*Apply what you read*.
1. Please list every word or phrase that the commentary on Moon's handling of the economy quotes from Moon himself.
2. Does each statement agree with the commentary on Moon's handling of the economy? Answer yes or no and quote the words that decide it.
(a) Yoo holds a Ph.D in economics.
(b) The youth unemployment rate has dropped below 10 percent.
(c) Moon answered a reporter's question about where his confidence in existing policies came from.
3. Write the next part of the commentary on Moon's handling of the economy, starting where it stops.

*Provided text*.
In the following TV debate, Moon apologized for being rude. He truly could have been true to his words. He might have thought his policy chief could give a more accurate answer. Unlike Yoo, who holds a Ph.D in economics, Moon was not an expert in finance and the economy. A politician doesn’t need to know everything in depth.

Even in office, Moon appeared awkward when it comes to economics. The halo around the first liberal president in nearly a decade hid the awkwardness in the early days, but now the honeymoon period is over. His comments on the economy have been contradictory. In December, he ordered the cabinet to “row ahead when the tide is high,” pointing to so-called strong data. Now he thinks the economic conditions are “grave.”

At a year-end gathering with ruling party seniors, he complained about disinformation spread by the media that aggravates public sentiment on the government and economy. In his New Year’s press conference on Thursday, he said the government was aware of the “seriousness” of the economic conditions, but will “maintain government policy directions.” He did not answer when a reporter asked him the source of his confidence in sticking to existing policies when the economy is doing poorly. He passed on the question as if he didn’t need to respond.

Data is objective, but how it is read can differ. It is innately human to see what you want to see and turn away from uncomfortable truths. Policymakers, however, should be different. If one out of 10 pieces of data is bad, they must focus on the negative one. Crises can build up from small fissures. When the golden time is lost, controlling trouble can become harder.

Policymakers under the Moon administration do things the opposite way. They endeavor to dig up the positive data and paint obviously negative numbers in a favorable light. Although the youth unemployment rate remains above 10 percent, the government claims employment conditions for young people are getting better. The 2018 job data released earlier this week was a catastrophe, with the unemployment rate at the highest since data was complied under revised statistics guidelines in 2000.

*Input data*.
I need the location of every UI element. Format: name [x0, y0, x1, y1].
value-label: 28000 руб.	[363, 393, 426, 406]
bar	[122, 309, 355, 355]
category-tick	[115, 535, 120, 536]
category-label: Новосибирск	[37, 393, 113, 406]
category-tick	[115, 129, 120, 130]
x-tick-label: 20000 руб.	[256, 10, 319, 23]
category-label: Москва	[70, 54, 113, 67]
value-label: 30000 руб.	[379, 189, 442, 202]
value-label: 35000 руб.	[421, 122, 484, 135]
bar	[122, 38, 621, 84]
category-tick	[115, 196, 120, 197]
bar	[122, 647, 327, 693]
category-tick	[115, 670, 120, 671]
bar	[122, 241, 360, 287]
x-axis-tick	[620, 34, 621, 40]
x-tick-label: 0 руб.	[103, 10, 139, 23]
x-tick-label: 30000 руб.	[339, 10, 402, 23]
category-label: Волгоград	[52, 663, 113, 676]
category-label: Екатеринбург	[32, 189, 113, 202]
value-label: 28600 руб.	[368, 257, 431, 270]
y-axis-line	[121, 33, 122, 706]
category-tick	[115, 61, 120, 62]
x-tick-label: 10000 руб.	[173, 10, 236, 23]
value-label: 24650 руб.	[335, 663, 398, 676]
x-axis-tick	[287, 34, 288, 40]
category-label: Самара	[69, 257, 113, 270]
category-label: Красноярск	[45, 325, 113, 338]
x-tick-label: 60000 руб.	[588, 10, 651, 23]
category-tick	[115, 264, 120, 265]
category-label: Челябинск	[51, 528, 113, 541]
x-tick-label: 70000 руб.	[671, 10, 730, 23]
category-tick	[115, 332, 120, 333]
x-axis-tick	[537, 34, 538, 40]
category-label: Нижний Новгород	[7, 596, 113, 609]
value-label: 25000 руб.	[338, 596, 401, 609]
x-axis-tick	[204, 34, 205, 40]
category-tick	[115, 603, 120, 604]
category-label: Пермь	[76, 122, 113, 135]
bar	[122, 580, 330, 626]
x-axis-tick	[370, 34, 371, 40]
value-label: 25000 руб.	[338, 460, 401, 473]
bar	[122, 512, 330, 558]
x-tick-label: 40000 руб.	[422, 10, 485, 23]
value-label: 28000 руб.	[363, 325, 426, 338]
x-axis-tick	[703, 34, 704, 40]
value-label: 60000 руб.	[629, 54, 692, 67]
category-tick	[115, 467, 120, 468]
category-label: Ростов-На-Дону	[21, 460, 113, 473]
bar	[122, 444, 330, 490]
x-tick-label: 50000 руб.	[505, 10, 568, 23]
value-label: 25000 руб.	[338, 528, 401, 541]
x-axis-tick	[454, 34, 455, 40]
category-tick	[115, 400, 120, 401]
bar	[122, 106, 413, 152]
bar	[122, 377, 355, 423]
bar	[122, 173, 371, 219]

*Expected results*.
1.
- "row ahead when the tide is high"
- "grave"
- "seriousness"
- "maintain government policy directions"

2.
(a) Yes: "Unlike Yoo, who holds a Ph.D in economics"
(b) No: "the youth unemployment rate remains above 10 percent"
(c) No: "He did not answer when a reporter asked him the source of his confidence in sticking to existing policies"

3.
No matter how much it claims the youth job situation is getting better and consumption is improving, few buy it. Every time they go back home, businessmen based in Tokyo are surprised by how quickly the business sentiment and conditions in Korea are worsening.

The president’s view on the economy is often swayed by his aides. But from his economic comments, it is hard to believe they come from a range of advisers. Despite various indications from policymakers in the Blue House and cabinet, Moon appears to be happy about pushing ahead with the minimum wage. Businessmen raise their hopes and then become disappointed. If this keeps up, predictability and confidence in public policies will weaken. Somebody must be influencing him.

The president does not need to be an expert on the economy. He can leave it up to professionals or take advice from them. It is best that a reliable deputy prime minister takes charge. But the deputy prime minister for economy is hardly regarded as the man at the wheel. The series of allegations from a former Finance Ministry official about the Blue House pressuring the ministry to issue more debt and the former Finance Ministry claiming the order was due to political judgment add to the lack of faith.

Our society can easily smell who is in power. Bureaucrats tailor policies to please the ruling power. It is how the economy has been wrecked over the last two years. When one only looks up, he cannot see below. When one only has eyes on the ground, he cannot see what’s ahead. When one follows the power, the people are disregarded. When policies follow populist needs, the country can go astray. The government and politicians are going down a poor path and the people behind are the ones who suffer.

Noh Young-min, Moon’s new chief of staff, has a lot on his shoulders. The former lawmaker once came under fire for installing a credit card machine at his office to sell his books. The opposition party has brought the issue up. But having a practical business mind could be better than being ideologically high-horsed and stubbornly idealistic. He must break the rigidity in the Blue House. He should first pluck out staff who plant narrow-sighted and strict economic perspectives in the head of the president.